_REQUIREMENT_. Count every line in the following entries where the word "text" appears. Give the count alone.

----- RECORDS FOR THIS EXERCISE

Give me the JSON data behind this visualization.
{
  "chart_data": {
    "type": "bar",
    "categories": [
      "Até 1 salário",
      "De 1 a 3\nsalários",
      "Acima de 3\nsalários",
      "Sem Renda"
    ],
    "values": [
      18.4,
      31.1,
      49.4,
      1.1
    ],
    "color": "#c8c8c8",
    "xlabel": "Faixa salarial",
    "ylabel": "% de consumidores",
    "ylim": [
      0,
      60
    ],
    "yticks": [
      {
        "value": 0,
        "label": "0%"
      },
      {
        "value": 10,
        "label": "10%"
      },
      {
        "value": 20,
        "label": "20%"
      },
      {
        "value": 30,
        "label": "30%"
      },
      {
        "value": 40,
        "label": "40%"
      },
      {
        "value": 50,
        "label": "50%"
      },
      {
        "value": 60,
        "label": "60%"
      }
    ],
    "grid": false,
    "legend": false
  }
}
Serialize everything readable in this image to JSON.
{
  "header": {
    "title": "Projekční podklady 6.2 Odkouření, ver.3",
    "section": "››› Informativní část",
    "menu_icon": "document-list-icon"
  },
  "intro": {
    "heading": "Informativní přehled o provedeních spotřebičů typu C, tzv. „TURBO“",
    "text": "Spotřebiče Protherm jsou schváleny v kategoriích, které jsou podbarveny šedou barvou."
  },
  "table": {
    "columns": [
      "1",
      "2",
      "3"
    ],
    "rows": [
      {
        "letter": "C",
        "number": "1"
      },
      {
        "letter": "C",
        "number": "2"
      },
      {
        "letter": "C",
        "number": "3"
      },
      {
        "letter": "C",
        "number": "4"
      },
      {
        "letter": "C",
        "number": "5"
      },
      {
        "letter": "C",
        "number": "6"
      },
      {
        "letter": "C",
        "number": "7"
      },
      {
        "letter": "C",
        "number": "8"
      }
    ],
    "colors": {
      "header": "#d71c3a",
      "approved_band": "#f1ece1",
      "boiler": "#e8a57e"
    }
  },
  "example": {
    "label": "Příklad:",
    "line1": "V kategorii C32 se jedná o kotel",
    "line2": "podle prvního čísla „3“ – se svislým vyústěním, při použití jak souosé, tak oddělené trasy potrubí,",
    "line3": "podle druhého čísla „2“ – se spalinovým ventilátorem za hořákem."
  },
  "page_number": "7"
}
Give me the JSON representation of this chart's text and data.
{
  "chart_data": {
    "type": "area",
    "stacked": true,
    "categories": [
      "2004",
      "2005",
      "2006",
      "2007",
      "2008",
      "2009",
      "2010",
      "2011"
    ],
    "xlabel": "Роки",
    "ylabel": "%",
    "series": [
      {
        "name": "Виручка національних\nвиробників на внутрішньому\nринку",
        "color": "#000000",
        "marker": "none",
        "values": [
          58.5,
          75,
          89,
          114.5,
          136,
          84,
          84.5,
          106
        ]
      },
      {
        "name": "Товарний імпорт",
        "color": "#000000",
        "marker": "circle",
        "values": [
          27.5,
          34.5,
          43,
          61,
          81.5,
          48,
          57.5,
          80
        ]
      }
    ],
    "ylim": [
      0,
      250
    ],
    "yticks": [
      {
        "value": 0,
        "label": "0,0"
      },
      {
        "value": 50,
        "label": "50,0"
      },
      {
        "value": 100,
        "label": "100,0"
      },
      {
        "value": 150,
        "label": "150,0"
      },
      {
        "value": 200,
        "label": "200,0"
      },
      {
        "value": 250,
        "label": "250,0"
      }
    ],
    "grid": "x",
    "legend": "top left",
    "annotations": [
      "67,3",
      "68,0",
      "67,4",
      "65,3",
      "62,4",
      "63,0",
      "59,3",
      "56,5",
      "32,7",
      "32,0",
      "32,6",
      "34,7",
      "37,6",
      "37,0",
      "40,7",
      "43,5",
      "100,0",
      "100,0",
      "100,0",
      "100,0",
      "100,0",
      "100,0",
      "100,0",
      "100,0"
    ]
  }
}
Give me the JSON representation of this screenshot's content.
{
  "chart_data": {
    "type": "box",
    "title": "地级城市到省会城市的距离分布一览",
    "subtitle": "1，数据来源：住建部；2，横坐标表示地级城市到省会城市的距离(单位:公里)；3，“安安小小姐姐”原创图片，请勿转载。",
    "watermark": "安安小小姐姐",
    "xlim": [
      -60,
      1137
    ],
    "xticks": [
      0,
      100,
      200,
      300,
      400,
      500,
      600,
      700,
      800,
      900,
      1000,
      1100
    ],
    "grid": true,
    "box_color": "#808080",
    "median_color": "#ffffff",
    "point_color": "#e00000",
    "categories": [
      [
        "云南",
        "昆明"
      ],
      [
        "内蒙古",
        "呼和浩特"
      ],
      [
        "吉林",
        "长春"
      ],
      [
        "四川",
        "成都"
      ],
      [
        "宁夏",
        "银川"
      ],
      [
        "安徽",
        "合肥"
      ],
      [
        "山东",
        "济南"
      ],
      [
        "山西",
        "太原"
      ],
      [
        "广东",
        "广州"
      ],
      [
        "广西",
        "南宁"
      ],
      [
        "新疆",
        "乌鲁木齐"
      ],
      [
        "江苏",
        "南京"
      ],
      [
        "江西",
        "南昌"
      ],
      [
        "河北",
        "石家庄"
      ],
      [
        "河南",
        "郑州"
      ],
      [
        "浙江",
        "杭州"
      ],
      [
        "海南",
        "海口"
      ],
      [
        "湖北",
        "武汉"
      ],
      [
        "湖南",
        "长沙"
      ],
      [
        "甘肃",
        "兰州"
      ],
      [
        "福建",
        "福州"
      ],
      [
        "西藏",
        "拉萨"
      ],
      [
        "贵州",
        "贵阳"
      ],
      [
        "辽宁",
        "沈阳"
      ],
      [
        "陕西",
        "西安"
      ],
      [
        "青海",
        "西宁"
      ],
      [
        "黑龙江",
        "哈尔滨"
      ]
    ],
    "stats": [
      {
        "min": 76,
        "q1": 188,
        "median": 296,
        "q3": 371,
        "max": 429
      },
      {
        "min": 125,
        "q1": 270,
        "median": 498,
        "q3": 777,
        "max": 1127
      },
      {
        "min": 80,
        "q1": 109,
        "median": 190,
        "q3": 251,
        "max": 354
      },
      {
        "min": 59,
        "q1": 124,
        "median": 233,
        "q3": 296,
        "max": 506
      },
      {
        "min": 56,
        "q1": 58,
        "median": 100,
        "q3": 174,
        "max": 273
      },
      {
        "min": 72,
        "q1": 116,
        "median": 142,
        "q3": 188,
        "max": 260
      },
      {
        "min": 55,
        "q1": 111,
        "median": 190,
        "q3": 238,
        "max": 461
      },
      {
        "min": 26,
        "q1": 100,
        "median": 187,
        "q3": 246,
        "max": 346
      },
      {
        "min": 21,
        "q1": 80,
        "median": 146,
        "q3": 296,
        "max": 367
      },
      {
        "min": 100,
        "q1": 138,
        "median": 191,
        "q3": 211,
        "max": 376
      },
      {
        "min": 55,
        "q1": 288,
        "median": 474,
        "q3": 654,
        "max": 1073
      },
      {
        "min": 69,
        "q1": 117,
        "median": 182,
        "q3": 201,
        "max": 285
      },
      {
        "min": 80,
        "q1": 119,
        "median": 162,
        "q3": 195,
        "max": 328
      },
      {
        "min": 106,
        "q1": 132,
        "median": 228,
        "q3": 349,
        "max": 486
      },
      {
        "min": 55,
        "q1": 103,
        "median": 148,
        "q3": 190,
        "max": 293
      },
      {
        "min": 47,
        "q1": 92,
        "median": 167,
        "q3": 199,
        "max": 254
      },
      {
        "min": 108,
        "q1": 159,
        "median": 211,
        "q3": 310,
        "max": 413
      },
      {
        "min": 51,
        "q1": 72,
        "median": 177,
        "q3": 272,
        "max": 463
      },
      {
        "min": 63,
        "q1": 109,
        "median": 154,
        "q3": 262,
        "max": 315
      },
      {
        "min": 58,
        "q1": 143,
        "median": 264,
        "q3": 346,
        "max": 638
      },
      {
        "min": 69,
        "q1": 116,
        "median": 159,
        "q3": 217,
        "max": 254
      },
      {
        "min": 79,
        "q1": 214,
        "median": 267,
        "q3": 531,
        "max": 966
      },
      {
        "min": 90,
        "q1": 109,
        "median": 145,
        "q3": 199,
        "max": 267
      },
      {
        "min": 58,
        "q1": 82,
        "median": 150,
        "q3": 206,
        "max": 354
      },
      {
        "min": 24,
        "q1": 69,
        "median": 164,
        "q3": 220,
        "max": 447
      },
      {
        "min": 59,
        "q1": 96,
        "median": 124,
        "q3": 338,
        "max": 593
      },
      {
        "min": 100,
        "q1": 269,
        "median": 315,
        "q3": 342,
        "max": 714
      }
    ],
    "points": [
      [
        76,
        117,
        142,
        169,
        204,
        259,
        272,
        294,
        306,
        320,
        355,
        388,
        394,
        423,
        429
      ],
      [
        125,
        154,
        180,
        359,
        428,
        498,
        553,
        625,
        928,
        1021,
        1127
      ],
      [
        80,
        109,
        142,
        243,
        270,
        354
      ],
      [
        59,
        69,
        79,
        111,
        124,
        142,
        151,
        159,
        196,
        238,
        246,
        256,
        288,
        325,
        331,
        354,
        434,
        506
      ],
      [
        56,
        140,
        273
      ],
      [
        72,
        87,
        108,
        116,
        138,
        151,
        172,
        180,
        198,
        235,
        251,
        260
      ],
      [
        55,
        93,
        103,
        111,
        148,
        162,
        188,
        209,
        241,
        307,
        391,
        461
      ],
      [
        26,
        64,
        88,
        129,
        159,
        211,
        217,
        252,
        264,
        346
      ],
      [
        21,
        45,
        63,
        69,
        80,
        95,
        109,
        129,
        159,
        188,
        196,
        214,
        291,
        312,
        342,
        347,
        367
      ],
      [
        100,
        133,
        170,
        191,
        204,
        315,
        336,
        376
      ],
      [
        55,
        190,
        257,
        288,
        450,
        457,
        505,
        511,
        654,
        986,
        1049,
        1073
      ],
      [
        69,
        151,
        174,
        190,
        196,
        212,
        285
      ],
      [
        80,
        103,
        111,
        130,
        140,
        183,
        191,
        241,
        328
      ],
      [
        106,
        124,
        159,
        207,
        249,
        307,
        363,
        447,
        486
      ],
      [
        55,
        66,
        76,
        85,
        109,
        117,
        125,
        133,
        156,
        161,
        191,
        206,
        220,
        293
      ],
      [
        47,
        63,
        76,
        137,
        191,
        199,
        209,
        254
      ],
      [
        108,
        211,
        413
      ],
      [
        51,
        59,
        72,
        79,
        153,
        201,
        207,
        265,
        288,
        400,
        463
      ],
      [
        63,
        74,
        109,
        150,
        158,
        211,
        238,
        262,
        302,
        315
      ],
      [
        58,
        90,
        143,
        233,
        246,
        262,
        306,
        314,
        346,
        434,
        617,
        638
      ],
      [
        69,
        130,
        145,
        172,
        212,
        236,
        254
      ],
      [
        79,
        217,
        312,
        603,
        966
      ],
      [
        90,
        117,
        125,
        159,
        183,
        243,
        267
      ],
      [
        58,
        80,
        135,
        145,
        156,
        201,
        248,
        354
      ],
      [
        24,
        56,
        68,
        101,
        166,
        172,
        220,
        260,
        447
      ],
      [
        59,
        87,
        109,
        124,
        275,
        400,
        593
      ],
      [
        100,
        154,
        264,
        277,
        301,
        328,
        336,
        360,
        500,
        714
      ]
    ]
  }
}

----------

_WRITTEN RESPONSE_. 2